### WHAT YOU WILL DO
Duplicate the rows below, starting at the line that contains "Enumerate the UI" and ending after the line that contains "heart-icon (623, 436, 657, 465)". Leave the pictures out of your answer.

### THE DATA
* Start *
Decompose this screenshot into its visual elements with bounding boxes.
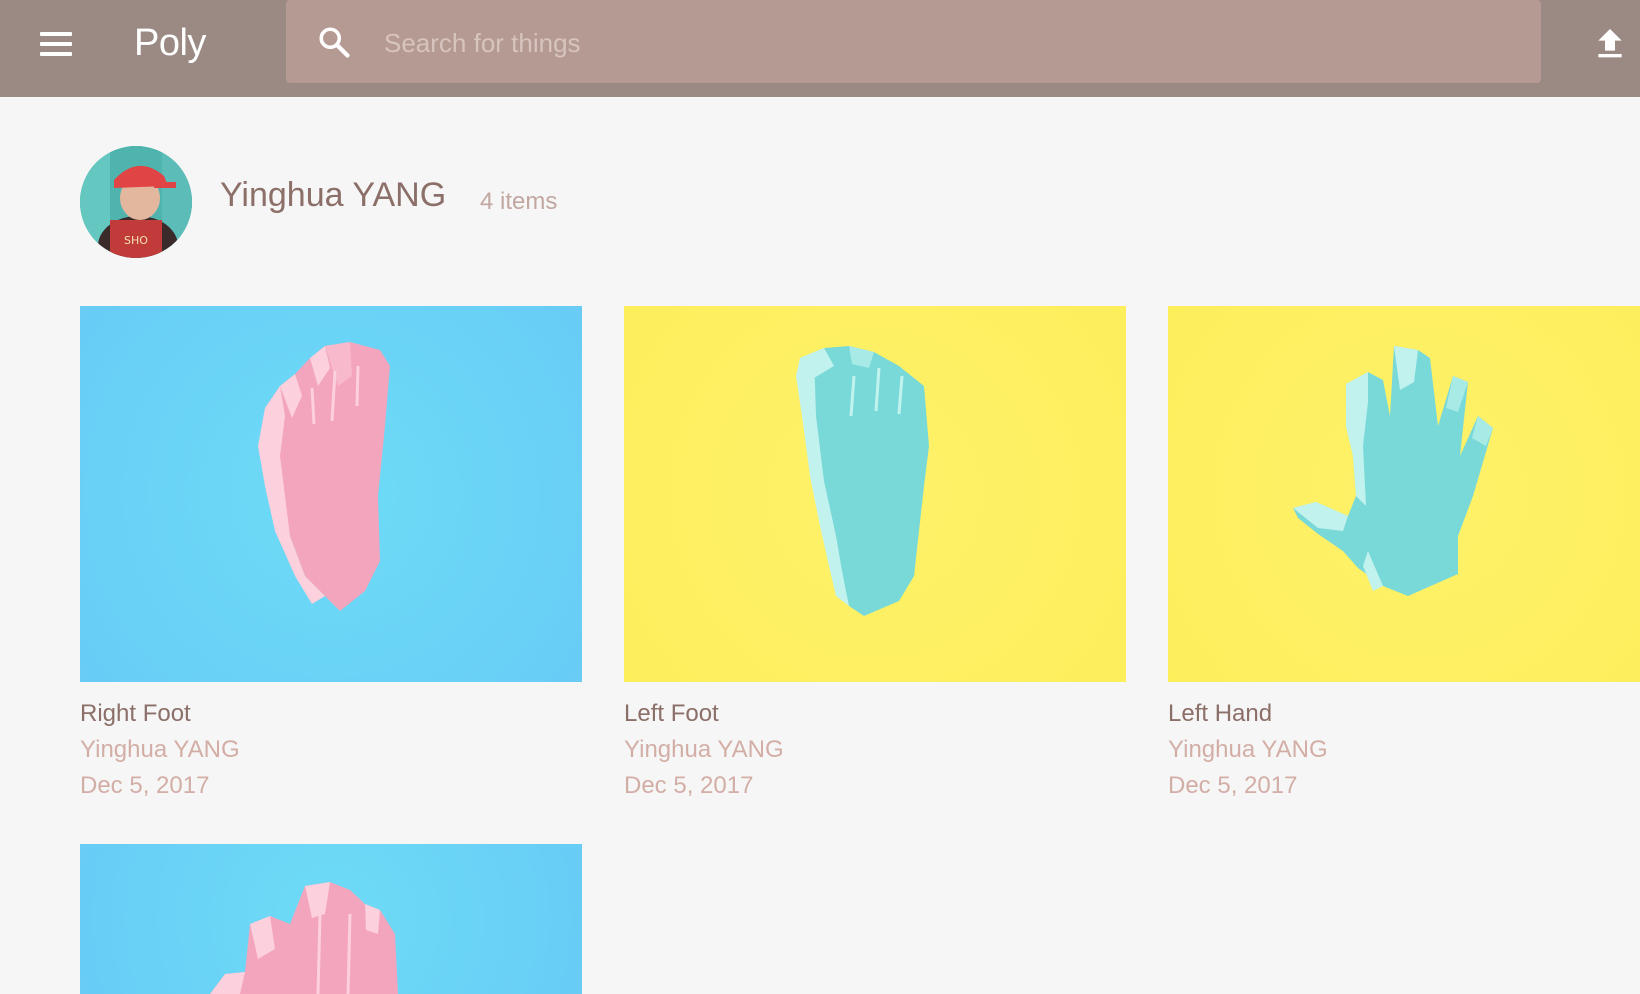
* End *
* Start *
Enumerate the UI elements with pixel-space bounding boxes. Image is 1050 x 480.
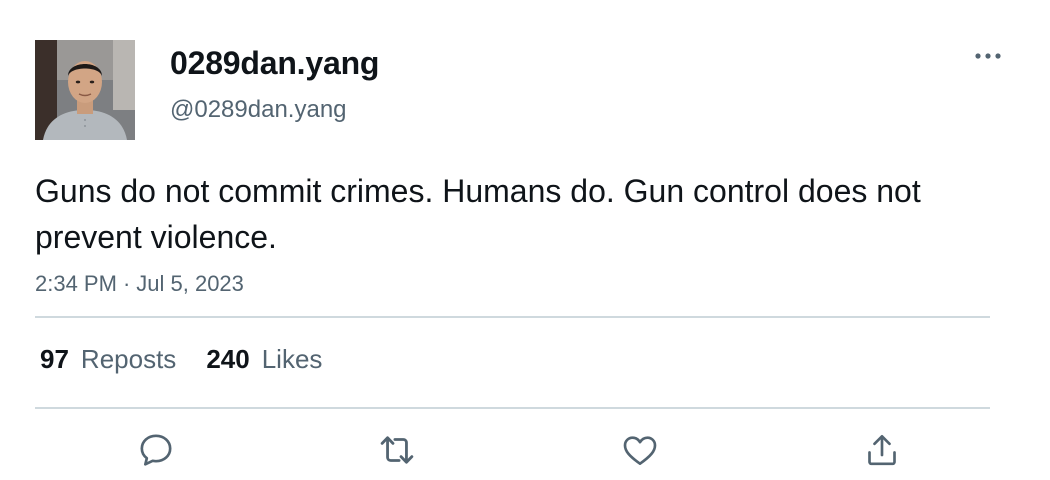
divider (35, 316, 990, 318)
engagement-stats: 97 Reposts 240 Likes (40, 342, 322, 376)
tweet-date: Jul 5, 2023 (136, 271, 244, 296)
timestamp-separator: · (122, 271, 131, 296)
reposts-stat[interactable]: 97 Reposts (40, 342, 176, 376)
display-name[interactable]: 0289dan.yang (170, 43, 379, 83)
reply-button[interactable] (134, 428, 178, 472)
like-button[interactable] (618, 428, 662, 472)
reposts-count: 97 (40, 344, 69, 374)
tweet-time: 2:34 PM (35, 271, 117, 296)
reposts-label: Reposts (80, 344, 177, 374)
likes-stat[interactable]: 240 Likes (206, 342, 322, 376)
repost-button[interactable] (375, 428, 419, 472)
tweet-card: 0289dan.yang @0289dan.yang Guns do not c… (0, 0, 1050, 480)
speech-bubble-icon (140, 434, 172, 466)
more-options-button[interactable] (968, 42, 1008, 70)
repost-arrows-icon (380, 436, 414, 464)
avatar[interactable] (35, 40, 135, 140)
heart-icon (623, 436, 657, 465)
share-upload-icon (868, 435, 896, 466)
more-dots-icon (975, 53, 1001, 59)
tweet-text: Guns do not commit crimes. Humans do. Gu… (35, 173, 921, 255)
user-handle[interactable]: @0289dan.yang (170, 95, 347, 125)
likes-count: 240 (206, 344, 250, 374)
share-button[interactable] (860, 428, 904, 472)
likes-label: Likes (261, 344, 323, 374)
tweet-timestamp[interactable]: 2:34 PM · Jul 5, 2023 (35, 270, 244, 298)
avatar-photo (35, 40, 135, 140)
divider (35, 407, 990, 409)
* End *
### RESPONSE
Enumerate the UI elements with pixel-space bounding boxes. Image is 1050 x 480.
divider (35, 316, 990, 318)
engagement-stats: 97 Reposts 240 Likes (40, 342, 322, 376)
tweet-date: Jul 5, 2023 (136, 271, 244, 296)
timestamp-separator: · (122, 271, 131, 296)
reposts-stat[interactable]: 97 Reposts (40, 342, 176, 376)
display-name[interactable]: 0289dan.yang (170, 43, 379, 83)
reply-button[interactable] (134, 428, 178, 472)
like-button[interactable] (618, 428, 662, 472)
reposts-count: 97 (40, 344, 69, 374)
tweet-time: 2:34 PM (35, 271, 117, 296)
reposts-label: Reposts (80, 344, 177, 374)
likes-stat[interactable]: 240 Likes (206, 342, 322, 376)
repost-button[interactable] (375, 428, 419, 472)
tweet-card: 0289dan.yang @0289dan.yang Guns do not c… (0, 0, 1050, 480)
speech-bubble-icon (140, 434, 172, 466)
more-options-button[interactable] (968, 42, 1008, 70)
repost-arrows-icon (380, 436, 414, 464)
avatar[interactable] (35, 40, 135, 140)
heart-icon (623, 436, 657, 465)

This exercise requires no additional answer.